=== Begin Enclosure ===

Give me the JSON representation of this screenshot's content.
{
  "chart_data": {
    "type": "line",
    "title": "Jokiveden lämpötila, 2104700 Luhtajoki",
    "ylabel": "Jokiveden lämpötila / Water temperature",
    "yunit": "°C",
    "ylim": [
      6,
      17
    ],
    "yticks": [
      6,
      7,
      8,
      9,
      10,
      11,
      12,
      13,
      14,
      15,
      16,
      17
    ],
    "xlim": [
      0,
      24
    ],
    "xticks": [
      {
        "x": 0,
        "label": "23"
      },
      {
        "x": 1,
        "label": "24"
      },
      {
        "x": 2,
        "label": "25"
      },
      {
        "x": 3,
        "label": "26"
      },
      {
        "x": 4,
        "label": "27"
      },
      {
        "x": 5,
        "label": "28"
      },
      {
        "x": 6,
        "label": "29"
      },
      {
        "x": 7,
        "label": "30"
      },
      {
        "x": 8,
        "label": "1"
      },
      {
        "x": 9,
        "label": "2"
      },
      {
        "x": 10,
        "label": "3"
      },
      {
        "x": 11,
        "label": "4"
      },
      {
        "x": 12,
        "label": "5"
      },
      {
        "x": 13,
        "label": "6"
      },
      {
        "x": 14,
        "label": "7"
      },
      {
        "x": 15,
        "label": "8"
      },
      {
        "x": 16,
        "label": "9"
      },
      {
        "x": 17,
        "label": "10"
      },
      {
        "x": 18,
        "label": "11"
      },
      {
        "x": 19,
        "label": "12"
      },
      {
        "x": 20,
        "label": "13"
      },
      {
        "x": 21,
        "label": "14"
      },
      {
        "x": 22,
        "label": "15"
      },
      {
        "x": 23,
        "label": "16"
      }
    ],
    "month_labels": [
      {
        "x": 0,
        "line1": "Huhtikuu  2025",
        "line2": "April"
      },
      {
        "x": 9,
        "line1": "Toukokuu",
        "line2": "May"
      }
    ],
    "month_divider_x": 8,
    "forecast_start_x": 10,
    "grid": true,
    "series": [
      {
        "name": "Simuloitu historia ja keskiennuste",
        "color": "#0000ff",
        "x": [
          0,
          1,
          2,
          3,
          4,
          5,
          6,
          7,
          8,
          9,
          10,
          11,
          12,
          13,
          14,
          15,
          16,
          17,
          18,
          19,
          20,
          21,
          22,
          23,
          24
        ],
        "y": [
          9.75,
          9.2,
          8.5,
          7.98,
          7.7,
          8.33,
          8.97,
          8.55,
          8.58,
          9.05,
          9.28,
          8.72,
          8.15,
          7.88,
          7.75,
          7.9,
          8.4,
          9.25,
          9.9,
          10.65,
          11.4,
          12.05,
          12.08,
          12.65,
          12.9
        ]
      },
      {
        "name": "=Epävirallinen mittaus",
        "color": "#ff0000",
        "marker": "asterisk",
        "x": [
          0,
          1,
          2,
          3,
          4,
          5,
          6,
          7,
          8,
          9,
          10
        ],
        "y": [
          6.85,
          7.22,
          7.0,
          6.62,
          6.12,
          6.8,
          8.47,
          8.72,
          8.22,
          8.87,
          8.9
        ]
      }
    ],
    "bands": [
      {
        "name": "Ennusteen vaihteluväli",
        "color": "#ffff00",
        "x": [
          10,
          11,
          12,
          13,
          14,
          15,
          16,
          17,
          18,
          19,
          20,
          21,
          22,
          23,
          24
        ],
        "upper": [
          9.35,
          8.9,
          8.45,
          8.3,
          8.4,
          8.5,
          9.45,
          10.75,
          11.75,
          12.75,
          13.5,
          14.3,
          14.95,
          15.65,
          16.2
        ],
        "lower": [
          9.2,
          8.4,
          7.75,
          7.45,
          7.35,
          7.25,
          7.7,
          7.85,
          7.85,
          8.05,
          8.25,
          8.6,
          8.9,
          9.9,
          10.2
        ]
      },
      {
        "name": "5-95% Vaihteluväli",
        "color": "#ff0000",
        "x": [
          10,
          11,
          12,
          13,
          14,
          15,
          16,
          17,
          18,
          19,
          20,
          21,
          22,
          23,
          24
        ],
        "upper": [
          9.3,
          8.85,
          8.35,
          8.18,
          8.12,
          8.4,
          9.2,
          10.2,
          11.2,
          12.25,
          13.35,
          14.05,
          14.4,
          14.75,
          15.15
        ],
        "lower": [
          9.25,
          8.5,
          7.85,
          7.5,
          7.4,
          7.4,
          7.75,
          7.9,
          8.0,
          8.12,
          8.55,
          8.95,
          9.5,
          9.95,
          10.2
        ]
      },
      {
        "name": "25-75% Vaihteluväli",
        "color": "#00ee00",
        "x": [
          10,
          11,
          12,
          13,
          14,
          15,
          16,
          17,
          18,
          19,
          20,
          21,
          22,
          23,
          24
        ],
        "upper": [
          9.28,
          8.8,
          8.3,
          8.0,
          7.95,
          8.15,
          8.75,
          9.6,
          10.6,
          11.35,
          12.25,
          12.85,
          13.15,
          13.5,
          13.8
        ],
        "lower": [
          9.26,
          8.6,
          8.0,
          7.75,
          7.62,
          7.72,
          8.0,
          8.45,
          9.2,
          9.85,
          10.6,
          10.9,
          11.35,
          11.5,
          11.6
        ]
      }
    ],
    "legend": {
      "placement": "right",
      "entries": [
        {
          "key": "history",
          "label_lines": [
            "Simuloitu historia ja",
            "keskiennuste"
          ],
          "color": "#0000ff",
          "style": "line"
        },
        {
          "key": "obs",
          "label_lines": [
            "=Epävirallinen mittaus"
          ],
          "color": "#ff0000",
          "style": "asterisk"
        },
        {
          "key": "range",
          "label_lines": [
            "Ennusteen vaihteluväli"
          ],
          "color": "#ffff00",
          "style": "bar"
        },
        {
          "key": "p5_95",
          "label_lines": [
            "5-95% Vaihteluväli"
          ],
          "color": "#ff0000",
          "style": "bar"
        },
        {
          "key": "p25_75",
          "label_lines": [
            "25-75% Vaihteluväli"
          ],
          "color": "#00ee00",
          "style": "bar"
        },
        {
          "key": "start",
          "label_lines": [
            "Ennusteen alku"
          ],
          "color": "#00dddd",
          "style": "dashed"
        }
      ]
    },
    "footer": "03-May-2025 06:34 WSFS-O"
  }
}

=== End Enclosure ===

Work required: Each line in the data that holds the string "historia" needs to be copied.

Solution for this exercise:
        "name": "Simuloitu historia ja keskiennuste",
            "Simuloitu historia ja",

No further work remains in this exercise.